### Teks Bacaan
--------------------------------------------------

Rabu, 03 November 2010

Makna Dan Jenis Kepemilikan Sistem Ekonomi Islam






Menurut Zallum (1983 ; Az-Zein (1981) ; An-Nabhaniy (1990) ; Abdullah (1990), atas dasar Konsep kepemilikan yang sudah dijelaskan diatas maka asas yang dipergunakan menurut pandangan Islam berdiri
di atas tiga pilar (fundamental) yakni :
1. Pilar Pertama : Pandangan Tentang Kepemilikan (AI-Milkiyyah)
An-Nabhaniy (1990) mengatakan, kepemilikan merupakan izin As-Syari’ (Allah SWT)  untuk memanfaatkan zat tertentu. Oleh karena itu, kepemilikan tersebut hanya ditentukan berdasarkan ketetapan dari As-Syari’ (Allah SWT) terhadap zat tersebut, serta sebab-sebab pemilikannya dan kepemilikan tersebut berasal dari adanya izin yang diberikan Allah SWT untuk memiliki zat tersebut, sehingga melahirkan akibatnya, yaitu adanya pemilikan atas zat tersebut menjadi sah menurut hukum Islam.

--------------------------------------------------

Data sumber:
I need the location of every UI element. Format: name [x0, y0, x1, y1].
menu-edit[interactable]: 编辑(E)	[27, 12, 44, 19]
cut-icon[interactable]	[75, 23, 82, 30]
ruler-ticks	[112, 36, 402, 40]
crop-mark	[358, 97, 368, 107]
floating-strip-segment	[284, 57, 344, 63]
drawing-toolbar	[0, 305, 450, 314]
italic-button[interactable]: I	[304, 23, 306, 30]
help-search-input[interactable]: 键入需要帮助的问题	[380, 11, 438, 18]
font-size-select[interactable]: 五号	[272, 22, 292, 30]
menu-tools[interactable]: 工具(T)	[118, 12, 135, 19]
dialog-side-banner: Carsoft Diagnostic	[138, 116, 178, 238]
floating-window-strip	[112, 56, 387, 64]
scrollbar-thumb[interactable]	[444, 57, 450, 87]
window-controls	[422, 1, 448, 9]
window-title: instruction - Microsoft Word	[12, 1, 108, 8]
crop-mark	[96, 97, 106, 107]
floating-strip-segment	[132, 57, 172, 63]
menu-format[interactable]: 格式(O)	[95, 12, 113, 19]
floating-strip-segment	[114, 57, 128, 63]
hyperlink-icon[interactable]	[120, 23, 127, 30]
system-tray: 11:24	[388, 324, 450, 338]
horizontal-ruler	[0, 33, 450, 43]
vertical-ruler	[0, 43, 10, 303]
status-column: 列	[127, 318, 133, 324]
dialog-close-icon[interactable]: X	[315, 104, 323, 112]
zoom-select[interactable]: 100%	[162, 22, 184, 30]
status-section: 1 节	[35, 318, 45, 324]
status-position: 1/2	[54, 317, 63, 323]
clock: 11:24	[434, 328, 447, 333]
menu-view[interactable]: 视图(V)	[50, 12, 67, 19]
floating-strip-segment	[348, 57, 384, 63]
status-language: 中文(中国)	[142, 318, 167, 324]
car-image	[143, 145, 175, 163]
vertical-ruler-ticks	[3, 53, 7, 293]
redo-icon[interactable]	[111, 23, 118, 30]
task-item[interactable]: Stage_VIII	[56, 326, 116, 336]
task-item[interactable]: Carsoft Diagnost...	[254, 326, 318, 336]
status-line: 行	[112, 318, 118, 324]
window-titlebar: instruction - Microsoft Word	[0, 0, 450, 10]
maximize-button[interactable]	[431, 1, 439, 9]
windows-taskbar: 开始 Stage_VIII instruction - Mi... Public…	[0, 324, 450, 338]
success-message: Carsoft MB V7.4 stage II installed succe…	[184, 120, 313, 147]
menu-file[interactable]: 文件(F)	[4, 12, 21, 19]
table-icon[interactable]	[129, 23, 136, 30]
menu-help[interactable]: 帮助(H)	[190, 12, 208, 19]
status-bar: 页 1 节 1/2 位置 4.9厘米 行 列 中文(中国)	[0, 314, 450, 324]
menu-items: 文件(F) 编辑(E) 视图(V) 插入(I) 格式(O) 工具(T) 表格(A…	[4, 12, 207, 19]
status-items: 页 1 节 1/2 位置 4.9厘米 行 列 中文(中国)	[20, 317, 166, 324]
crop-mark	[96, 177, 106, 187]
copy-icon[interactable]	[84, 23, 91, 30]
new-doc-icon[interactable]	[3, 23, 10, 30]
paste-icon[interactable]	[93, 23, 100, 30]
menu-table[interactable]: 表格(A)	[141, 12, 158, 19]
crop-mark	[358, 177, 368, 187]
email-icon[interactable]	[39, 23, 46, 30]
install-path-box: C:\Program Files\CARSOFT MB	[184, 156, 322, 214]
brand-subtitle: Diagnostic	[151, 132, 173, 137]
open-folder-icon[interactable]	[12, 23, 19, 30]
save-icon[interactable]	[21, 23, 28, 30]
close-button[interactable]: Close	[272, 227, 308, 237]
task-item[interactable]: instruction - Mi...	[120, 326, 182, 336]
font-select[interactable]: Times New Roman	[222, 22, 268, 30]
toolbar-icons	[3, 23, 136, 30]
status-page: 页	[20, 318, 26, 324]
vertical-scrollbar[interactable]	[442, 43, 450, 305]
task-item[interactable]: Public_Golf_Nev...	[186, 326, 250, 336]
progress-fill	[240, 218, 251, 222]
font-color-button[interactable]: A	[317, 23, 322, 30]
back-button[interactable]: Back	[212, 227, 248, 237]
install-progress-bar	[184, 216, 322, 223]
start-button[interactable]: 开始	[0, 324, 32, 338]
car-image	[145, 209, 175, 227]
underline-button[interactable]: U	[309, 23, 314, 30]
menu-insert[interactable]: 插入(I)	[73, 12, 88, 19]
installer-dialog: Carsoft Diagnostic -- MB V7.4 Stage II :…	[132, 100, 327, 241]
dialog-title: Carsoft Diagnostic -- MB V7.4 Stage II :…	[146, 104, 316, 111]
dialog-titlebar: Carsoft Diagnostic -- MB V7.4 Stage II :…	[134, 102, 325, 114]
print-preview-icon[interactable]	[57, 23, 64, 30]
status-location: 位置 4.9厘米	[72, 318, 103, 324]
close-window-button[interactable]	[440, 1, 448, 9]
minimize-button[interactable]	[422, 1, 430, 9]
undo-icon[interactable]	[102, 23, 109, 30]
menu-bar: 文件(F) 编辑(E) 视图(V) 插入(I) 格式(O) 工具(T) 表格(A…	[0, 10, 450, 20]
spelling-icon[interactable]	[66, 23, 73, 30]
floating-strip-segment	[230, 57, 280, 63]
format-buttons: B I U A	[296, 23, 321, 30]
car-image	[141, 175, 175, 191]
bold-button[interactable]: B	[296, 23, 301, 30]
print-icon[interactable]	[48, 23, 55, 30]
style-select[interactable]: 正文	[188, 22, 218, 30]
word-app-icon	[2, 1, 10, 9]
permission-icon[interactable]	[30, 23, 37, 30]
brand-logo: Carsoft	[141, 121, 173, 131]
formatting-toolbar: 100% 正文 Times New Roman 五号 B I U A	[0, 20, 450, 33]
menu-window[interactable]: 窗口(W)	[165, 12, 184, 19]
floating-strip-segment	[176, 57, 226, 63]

--------------------------------------------------

### Petunjuk Pengerjaan
**A)** Salin ulang baris-baris data sumber secara persis, mulai dari baris pertama data sumber sampai dengan baris yang memuat "57, 344, 63]", termasuk kedua baris batas tersebut.
**B)** Teruskan teks tentang kepemilikan dalam sistem ekonomi Islam dari bagian terakhir yang tercantum.

### Penyelesaian Tugas
**A)**
I need the location of every UI element. Format: name [x0, y0, x1, y1].
menu-edit[interactable]: 编辑(E)	[27, 12, 44, 19]
cut-icon[interactable]	[75, 23, 82, 30]
ruler-ticks	[112, 36, 402, 40]
crop-mark	[358, 97, 368, 107]
floating-strip-segment	[284, 57, 344, 63]

**B)**
  
Zallum (1983); Az-Zain (1981); An-Nabhaniy (1990); Abdullah (1990) mengemukakan  bahwa kepemilikan (property) menurut pandangan Islam dibedakan menjadi tiga kelompok, yaitu : 
1)      Kepemilikan Individu (private property)
Kepemilikan individu adalah ketetapan hukum syara’ yang berlaku bagi zat ataupun  manfaat (jasa) tertentu, yang memungkinkan siapa saja yang mendapatkannya untuk  memanfaatkan barang tersebut, serta memperoleh kompensasi – jika barangnya diambil  kegunaannya oleh orang lain seperti disewa, ataupun karena dikonsumsi untuk  dihabiskan zatnya seperti dibeli – dari barang tersebut.
An-Nabhaniy (1990) mengemukakan, dengan mengkaji secara komprehemsif hukum-hukum syara’ yang menentukan pemilikan seseorang atas harta tersebut, maka akan nampak bahwa sebab-sebab kepemilikan tersebut terbatas pada lima sebab berikut ini :
(1) Bekerja.
(2) Warisan.
(3) Kebutuhan akan harta untuk menyambung hidup.
(4) Harta pemberian negara yang diberikan kepada rakyat.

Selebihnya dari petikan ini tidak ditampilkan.